# TASK TO COMPLETE:
Continue the notes on blood vessel structure and tissue fluid from the point where they stop.

# TEXT FOR ANALYSIS:
=== Begin Enclosure ===

What is the structure of arteries related to their function?
Thick muscle tissue
- arteries can be constricted to control the volume of blood passing through and the flow of it
Thick elastic tissue
- stretching and recoil helps maintain high pressure and evens out pressure surges
Thick wall
- resists high pressure
Smooth endothelium
- reduces friction
No valves
- blood is under constant high pressure so tends not to flow backwards
What is the structure of the arterioles related to their function?
Thick muscle layer
- contraction constricts the lumen, restricts the flow of blood
Thin elastic layer
- blood pressure is lower
What is the structure of the veins related to their function?
Thin muscle layer
- their contraction can’t control the flow of blood to tissue since they are carrying blood away from tissues
- instead, the contraction of the tissues helps blood flow
Thin elastic layer
- blood pressure is low
Thinner wall
- pressure is low so no need for thick wall
- allows them to be flattened easily, aiding blood flow
Valves
- ensures blood doesn’t flow backwards
What is the structure of the capillaries related to their function?
Thin walls
- short diffusion distance for substance exchange
Capillary beds (networks of capillaries in tissues)
- large surface area for exchange
Found near cells in exchange tissues
- short diffusion pathway
Narrow lumen
- red blood cells are flattened against the walls, reducing diffusion distance
Spaces between endothelial cells
- allows white blood cells to escape to deal with infections
How is tissue fluid formed?
Ultrafiltration
1. At the arterial end, the hydrostatic pressure inside the capillaries is greater than in the tissue fluid.
2. Difference in hydrostatic pressure forces water out of the capillaries, forming tissue fluid.
- water potential is higher outside which would cause water to move back into the capillaries but pressure difference is greater.
How does tissue fluid return to the circulatory system?
- As water left and plasma proteins remained, the hydrostatic pressure and water potential in the capillaries at the venule end is much lower.

=== End Enclosure ===

[Dataset excerpts]
=== Begin Enclosure ===

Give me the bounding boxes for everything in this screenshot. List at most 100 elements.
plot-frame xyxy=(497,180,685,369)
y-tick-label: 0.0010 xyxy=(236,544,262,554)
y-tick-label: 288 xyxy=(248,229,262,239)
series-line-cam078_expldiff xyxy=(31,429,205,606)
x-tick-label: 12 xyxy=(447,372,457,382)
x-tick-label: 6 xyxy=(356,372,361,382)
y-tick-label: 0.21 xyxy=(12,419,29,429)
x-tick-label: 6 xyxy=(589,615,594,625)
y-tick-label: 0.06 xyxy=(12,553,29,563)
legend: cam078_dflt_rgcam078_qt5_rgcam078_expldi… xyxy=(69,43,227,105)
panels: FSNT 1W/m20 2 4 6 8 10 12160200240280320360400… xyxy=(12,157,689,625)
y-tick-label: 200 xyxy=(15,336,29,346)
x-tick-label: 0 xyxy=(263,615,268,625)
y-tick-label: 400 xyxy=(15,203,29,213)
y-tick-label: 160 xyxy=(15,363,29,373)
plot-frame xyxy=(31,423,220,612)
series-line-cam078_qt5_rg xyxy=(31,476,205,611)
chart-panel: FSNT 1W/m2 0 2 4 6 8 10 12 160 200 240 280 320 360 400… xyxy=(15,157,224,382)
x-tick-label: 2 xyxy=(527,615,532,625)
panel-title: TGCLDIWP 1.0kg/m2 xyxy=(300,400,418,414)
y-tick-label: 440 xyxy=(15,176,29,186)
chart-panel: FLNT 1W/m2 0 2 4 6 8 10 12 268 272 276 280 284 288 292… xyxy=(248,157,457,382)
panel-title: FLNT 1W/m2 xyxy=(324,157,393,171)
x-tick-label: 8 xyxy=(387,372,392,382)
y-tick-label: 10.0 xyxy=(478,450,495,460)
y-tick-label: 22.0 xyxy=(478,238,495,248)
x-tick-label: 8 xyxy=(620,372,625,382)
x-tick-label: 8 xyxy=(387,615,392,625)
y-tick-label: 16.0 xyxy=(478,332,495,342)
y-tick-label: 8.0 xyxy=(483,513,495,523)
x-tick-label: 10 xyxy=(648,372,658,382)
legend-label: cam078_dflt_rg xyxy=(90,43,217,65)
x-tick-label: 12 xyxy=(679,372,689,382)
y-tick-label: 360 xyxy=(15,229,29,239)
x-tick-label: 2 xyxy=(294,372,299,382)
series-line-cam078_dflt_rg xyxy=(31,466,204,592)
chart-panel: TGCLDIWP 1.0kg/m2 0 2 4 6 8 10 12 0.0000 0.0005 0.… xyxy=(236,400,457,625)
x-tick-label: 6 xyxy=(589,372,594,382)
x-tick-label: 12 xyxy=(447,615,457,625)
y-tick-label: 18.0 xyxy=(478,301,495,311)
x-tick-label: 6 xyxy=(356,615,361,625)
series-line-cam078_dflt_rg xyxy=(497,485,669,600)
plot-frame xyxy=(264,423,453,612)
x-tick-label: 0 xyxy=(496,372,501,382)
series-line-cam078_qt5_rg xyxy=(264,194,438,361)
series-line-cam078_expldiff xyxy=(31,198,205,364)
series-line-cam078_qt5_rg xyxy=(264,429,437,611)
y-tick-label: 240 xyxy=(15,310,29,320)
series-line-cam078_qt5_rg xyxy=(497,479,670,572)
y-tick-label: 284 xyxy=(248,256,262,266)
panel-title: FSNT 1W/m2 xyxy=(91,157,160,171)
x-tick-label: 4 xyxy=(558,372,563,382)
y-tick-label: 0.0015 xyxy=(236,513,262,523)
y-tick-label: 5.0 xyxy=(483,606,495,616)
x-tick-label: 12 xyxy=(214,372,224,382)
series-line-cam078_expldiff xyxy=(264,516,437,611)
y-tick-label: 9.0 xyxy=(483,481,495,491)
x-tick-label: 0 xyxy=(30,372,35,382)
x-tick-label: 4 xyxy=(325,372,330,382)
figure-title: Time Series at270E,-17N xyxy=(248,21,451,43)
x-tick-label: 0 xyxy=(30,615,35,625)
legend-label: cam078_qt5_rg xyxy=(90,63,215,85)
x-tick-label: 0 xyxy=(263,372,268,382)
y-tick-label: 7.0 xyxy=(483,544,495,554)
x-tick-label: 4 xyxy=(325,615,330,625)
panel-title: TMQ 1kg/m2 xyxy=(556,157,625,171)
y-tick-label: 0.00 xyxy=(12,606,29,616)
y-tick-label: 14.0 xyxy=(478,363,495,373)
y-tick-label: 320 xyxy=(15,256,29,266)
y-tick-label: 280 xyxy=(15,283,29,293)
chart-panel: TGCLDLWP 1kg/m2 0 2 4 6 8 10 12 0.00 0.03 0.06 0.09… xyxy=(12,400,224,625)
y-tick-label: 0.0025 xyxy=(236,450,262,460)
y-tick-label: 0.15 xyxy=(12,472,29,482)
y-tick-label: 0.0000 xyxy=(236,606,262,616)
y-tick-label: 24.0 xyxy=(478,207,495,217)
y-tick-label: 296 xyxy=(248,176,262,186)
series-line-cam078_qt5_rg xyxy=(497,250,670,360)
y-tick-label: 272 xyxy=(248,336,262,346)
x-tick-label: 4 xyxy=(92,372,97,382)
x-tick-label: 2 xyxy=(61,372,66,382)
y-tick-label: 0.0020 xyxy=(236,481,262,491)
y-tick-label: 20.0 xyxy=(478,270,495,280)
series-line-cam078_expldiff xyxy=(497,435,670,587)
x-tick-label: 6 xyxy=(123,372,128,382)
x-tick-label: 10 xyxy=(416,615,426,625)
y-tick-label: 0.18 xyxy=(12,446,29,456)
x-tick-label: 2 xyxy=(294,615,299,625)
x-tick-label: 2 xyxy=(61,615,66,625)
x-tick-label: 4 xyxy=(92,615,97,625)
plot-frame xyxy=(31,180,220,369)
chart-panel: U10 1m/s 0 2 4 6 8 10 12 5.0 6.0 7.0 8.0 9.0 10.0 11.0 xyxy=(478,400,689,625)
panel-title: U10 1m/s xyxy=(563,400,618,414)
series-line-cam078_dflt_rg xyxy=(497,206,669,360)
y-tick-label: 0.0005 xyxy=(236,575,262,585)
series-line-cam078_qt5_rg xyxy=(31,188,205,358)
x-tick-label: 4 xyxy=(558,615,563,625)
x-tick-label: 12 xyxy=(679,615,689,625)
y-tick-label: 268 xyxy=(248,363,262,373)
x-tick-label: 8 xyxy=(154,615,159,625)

=== End Enclosure ===

# WRITTEN RESPONSE:
- Water re-enters the capillaries via osmosis down the water potential gradient.
- Excess tissue fluid is drained by the lymphatic system.
What is the equation for cardiac output?
cardiac output = stroke volume x heart rate
What are the most common risk factors for cardiovascular disease?
High blood cholesterol and poor diet.
Cigarette smoking.
High blood pressure.
Why is high blood cholesterol and a poor diet a risk factor for cardiovascular disease?
Cholesterol forms atheromas which can lead to increased blood pressure and clots.
Could block flow of blood to coronary arteries which could cause a myocardial infarction.
Why is cigarette smoking a risk factor for cardiovascular disease?
Nicotine increases risk of high blood pressure.
CO combines with haemoglobin which reduces the amount of oxygen going to the heart which can lead to a heart attack.
Why is high blood pressure a risk factor for cardiovascular disease?
High blood pressure increases the risk of damage to artery walls, increasing the risk of atheroma formation.
Blood clots can form, blocking flow of blood which can lead to a myocardial infarction.
What is xylem?
The tissue that transports water in the stem and leaves of plants.
What is the cohesion-tension theory of water transport in the xylem?
- Water evaporates from the leaves (transpiration).
- This creates tension which pulls more water up.
- Cohesion between water molecules means a column of water moves up the xylem.